## BEGIN Given records
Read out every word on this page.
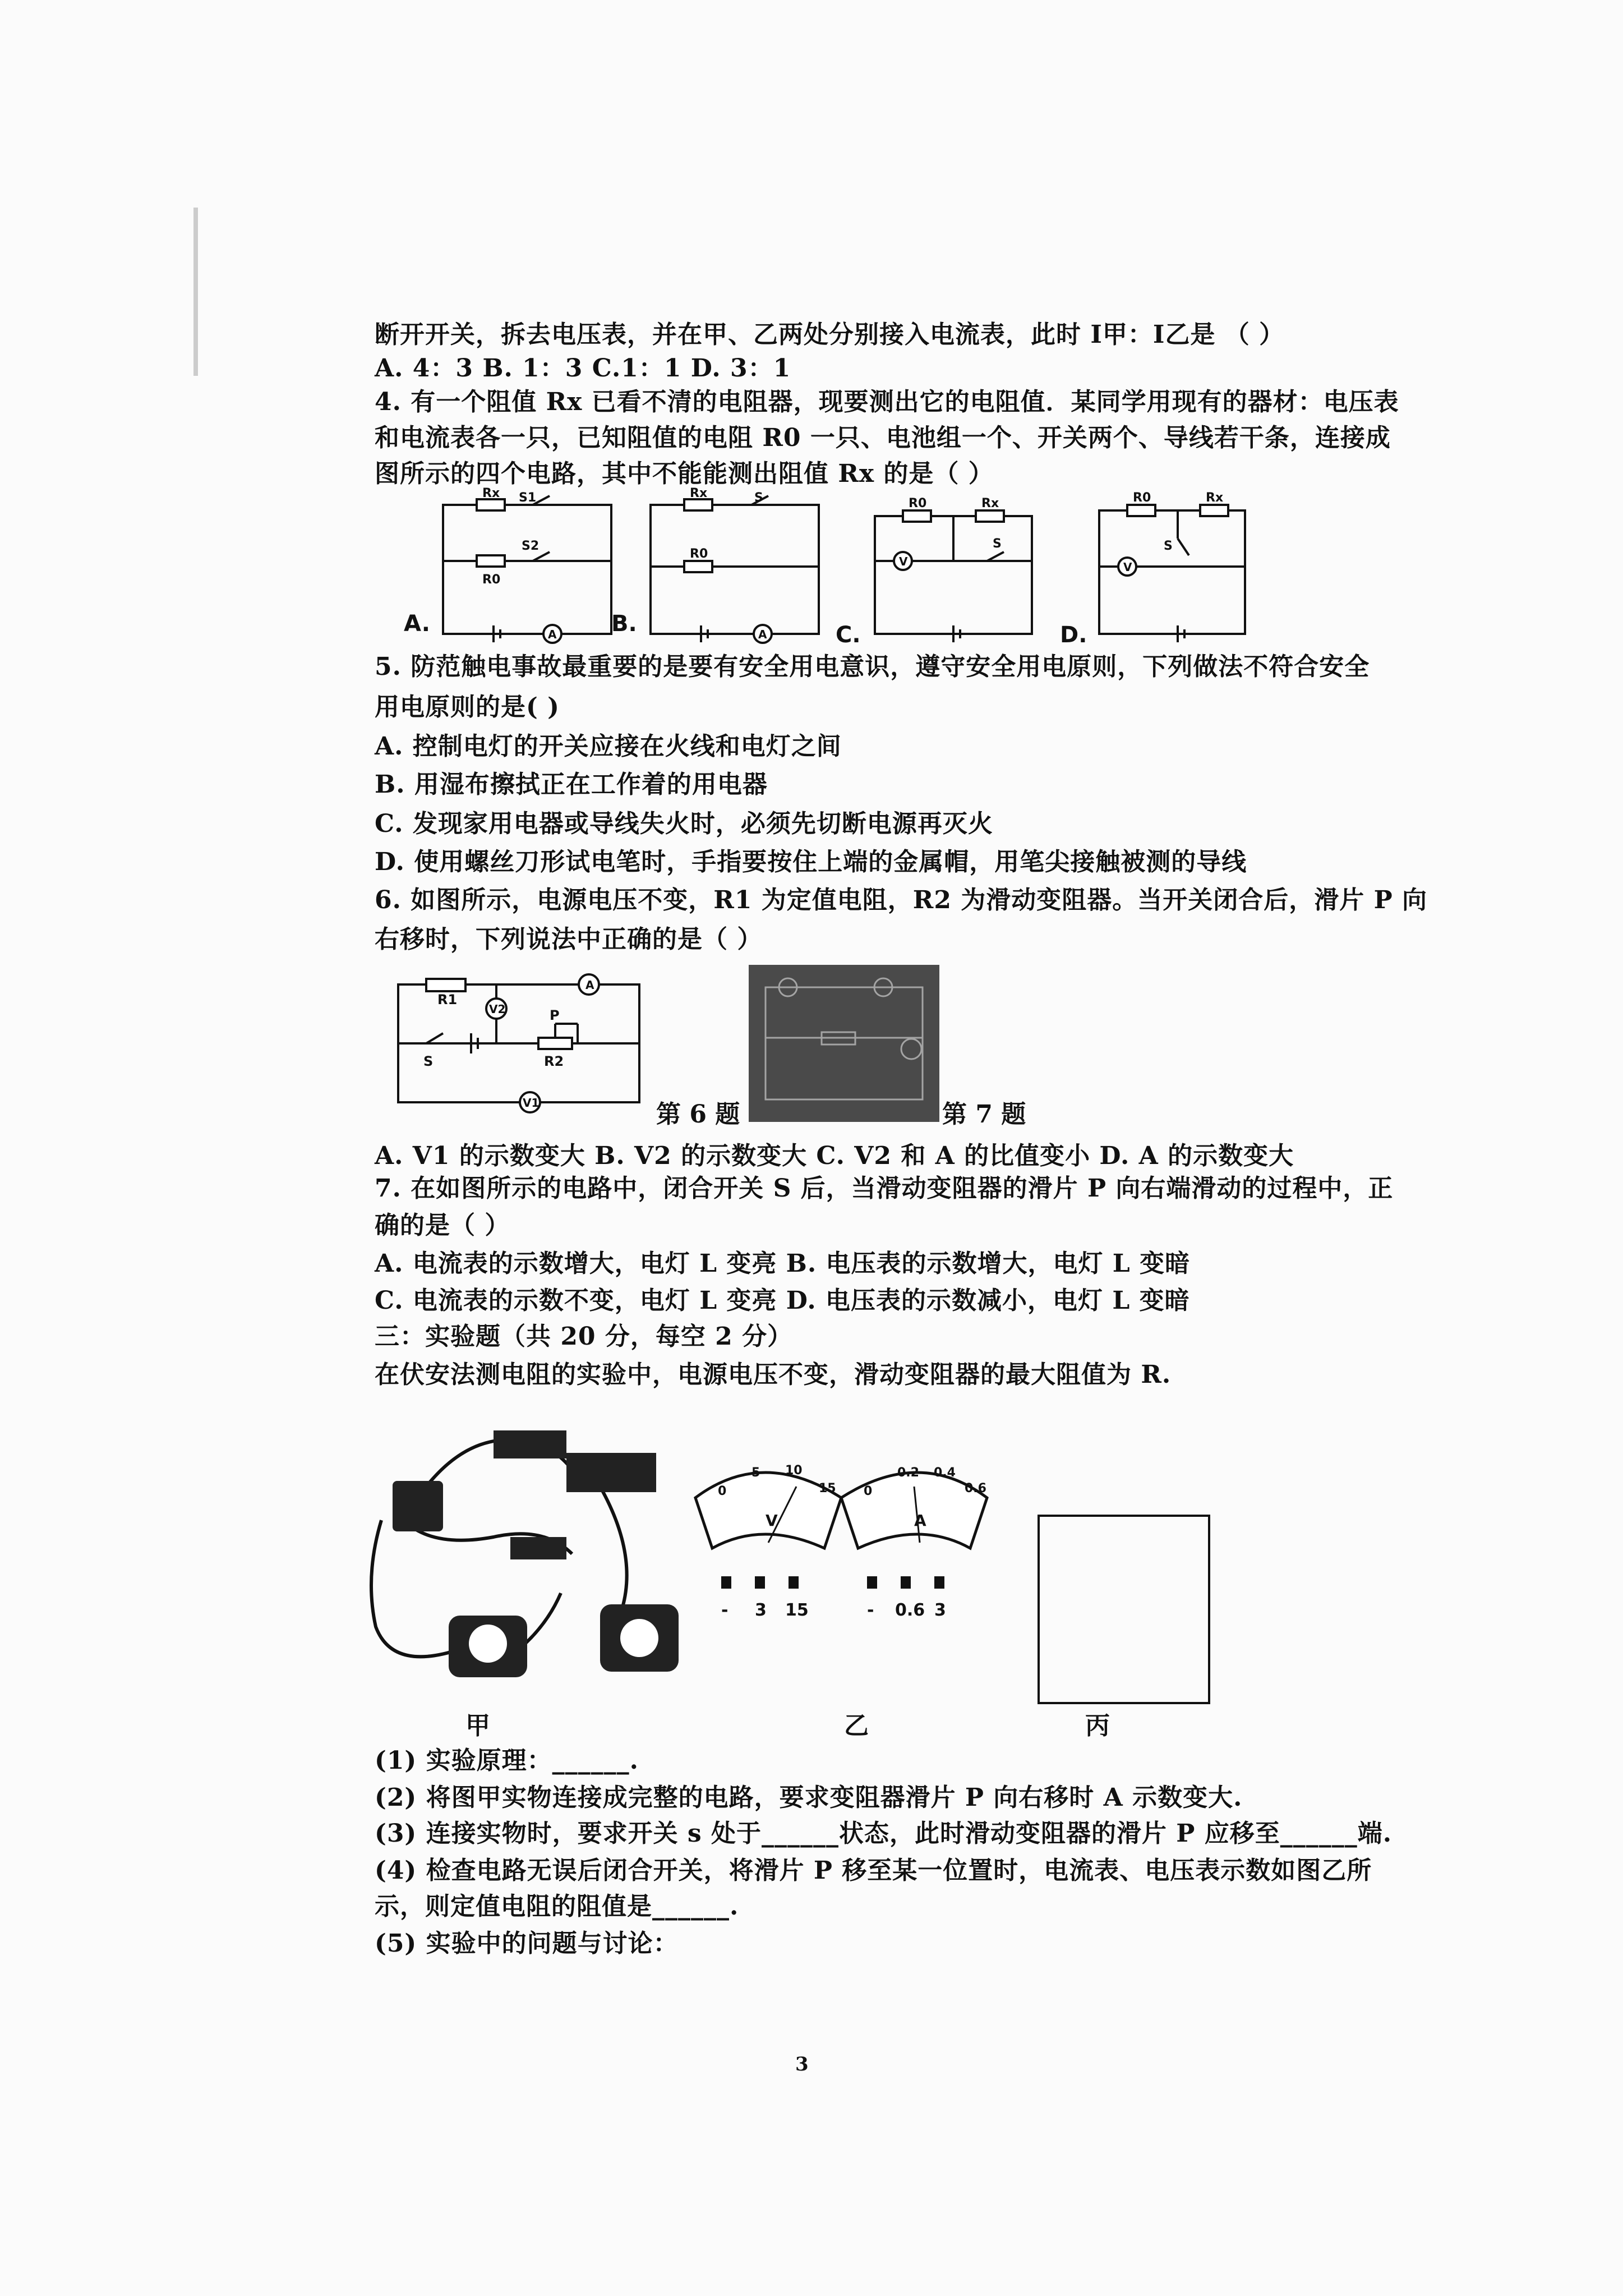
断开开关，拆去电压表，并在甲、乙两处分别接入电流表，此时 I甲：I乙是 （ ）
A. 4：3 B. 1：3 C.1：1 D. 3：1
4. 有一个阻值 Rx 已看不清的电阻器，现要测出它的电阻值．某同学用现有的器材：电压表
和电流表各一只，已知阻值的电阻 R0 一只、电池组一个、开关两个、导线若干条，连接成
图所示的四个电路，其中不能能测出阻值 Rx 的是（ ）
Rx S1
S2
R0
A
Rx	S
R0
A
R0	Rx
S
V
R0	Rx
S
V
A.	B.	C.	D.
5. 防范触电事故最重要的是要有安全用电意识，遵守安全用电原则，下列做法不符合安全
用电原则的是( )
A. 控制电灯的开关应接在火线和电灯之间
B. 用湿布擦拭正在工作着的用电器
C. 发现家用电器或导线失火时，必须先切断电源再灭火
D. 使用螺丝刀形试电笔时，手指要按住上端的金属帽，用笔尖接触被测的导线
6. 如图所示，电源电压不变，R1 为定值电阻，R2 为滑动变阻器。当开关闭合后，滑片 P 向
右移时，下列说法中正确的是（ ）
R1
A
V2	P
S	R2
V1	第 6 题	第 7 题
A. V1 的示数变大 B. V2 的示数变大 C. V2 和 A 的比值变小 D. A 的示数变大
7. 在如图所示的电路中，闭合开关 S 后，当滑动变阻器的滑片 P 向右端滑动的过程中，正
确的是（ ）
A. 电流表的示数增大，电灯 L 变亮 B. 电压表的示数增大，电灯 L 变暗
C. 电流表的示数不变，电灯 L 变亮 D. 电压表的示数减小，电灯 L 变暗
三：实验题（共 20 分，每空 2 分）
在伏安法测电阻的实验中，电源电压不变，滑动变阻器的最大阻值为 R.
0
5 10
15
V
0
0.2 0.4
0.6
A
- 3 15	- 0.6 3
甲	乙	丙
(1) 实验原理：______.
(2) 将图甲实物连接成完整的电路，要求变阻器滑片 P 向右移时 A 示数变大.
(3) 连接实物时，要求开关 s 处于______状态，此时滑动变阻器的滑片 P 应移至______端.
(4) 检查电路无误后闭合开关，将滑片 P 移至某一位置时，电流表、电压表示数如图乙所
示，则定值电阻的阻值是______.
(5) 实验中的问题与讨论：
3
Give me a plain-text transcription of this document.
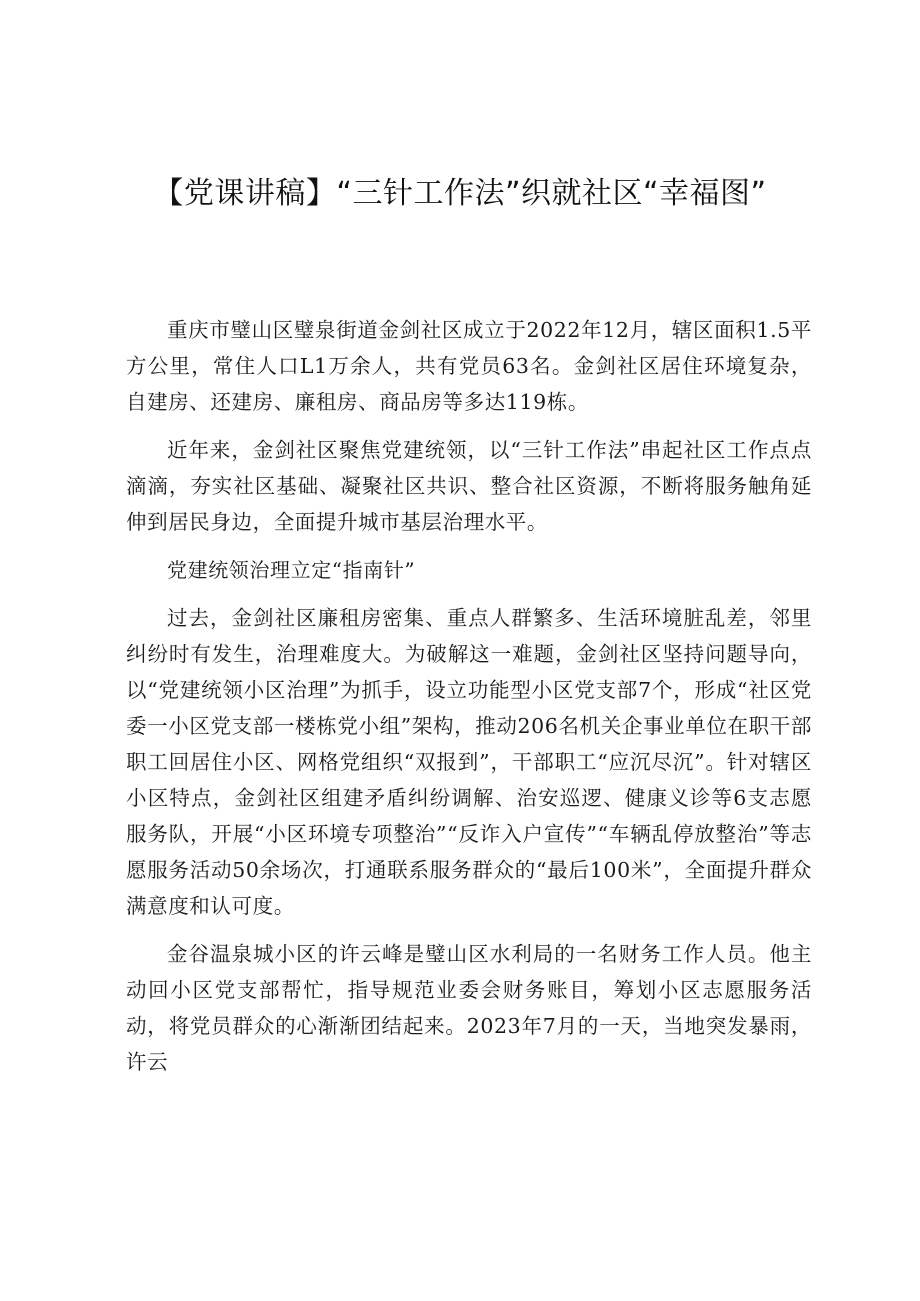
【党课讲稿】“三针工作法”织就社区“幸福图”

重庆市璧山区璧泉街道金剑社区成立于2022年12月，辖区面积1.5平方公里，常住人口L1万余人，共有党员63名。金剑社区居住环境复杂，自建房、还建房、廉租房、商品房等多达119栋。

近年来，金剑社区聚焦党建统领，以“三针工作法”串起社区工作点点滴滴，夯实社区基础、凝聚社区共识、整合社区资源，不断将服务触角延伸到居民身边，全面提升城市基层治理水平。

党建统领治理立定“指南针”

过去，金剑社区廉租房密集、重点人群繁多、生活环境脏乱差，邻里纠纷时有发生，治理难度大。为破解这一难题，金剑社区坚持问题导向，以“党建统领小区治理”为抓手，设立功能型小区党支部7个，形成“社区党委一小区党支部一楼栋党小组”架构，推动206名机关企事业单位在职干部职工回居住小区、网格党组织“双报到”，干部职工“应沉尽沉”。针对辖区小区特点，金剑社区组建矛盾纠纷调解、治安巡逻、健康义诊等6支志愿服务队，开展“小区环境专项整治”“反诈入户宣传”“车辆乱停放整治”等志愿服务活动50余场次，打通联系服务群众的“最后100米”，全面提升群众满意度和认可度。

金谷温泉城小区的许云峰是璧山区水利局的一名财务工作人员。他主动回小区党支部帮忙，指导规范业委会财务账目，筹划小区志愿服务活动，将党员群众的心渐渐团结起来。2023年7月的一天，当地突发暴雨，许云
## END Given records
What you will do:
Output a faithful copy of the data, with each picture left out.

Solution for this exercise:
Read out every word on this page.
断开开关，拆去电压表，并在甲、乙两处分别接入电流表，此时 I甲：I乙是 （ ）
A. 4：3 B. 1：3 C.1：1 D. 3：1
4. 有一个阻值 Rx 已看不清的电阻器，现要测出它的电阻值．某同学用现有的器材：电压表
和电流表各一只，已知阻值的电阻 R0 一只、电池组一个、开关两个、导线若干条，连接成
图所示的四个电路，其中不能能测出阻值 Rx 的是（ ）
Rx S1
S2
R0
A
Rx	S
R0
A
R0	Rx
S
V
R0	Rx
S
V
A.	B.	C.	D.
5. 防范触电事故最重要的是要有安全用电意识，遵守安全用电原则，下列做法不符合安全
用电原则的是( )
A. 控制电灯的开关应接在火线和电灯之间
B. 用湿布擦拭正在工作着的用电器
C. 发现家用电器或导线失火时，必须先切断电源再灭火
D. 使用螺丝刀形试电笔时，手指要按住上端的金属帽，用笔尖接触被测的导线
6. 如图所示，电源电压不变，R1 为定值电阻，R2 为滑动变阻器。当开关闭合后，滑片 P 向
右移时，下列说法中正确的是（ ）
R1
A
V2	P
S	R2
V1	第 6 题	第 7 题
A. V1 的示数变大 B. V2 的示数变大 C. V2 和 A 的比值变小 D. A 的示数变大
7. 在如图所示的电路中，闭合开关 S 后，当滑动变阻器的滑片 P 向右端滑动的过程中，正
确的是（ ）
A. 电流表的示数增大，电灯 L 变亮 B. 电压表的示数增大，电灯 L 变暗
C. 电流表的示数不变，电灯 L 变亮 D. 电压表的示数减小，电灯 L 变暗
三：实验题（共 20 分，每空 2 分）
在伏安法测电阻的实验中，电源电压不变，滑动变阻器的最大阻值为 R.
0
5 10
15
V
0
0.2 0.4
0.6
A
- 3 15	- 0.6 3
甲	乙	丙
(1) 实验原理：______.
(2) 将图甲实物连接成完整的电路，要求变阻器滑片 P 向右移时 A 示数变大.
(3) 连接实物时，要求开关 s 处于______状态，此时滑动变阻器的滑片 P 应移至______端.
(4) 检查电路无误后闭合开关，将滑片 P 移至某一位置时，电流表、电压表示数如图乙所
示，则定值电阻的阻值是______.
(5) 实验中的问题与讨论：
3
Give me a plain-text transcription of this document.
【党课讲稿】“三针工作法”织就社区“幸福图”

重庆市璧山区璧泉街道金剑社区成立于2022年12月，辖区面积1.5平方公里，常住人口L1万余人，共有党员63名。金剑社区居住环境复杂，自建房、还建房、廉租房、商品房等多达119栋。

近年来，金剑社区聚焦党建统领，以“三针工作法”串起社区工作点点滴滴，夯实社区基础、凝聚社区共识、整合社区资源，不断将服务触角延伸到居民身边，全面提升城市基层治理水平。

党建统领治理立定“指南针”

过去，金剑社区廉租房密集、重点人群繁多、生活环境脏乱差，邻里纠纷时有发生，治理难度大。为破解这一难题，金剑社区坚持问题导向，以“党建统领小区治理”为抓手，设立功能型小区党支部7个，形成“社区党委一小区党支部一楼栋党小组”架构，推动206名机关企事业单位在职干部职工回居住小区、网格党组织“双报到”，干部职工“应沉尽沉”。针对辖区小区特点，金剑社区组建矛盾纠纷调解、治安巡逻、健康义诊等6支志愿服务队，开展“小区环境专项整治”“反诈入户宣传”“车辆乱停放整治”等志愿服务活动50余场次，打通联系服务群众的“最后100米”，全面提升群众满意度和认可度。

金谷温泉城小区的许云峰是璧山区水利局的一名财务工作人员。他主动回小区党支部帮忙，指导规范业委会财务账目，筹划小区志愿服务活动，将党员群众的心渐渐团结起来。2023年7月的一天，当地突发暴雨，许云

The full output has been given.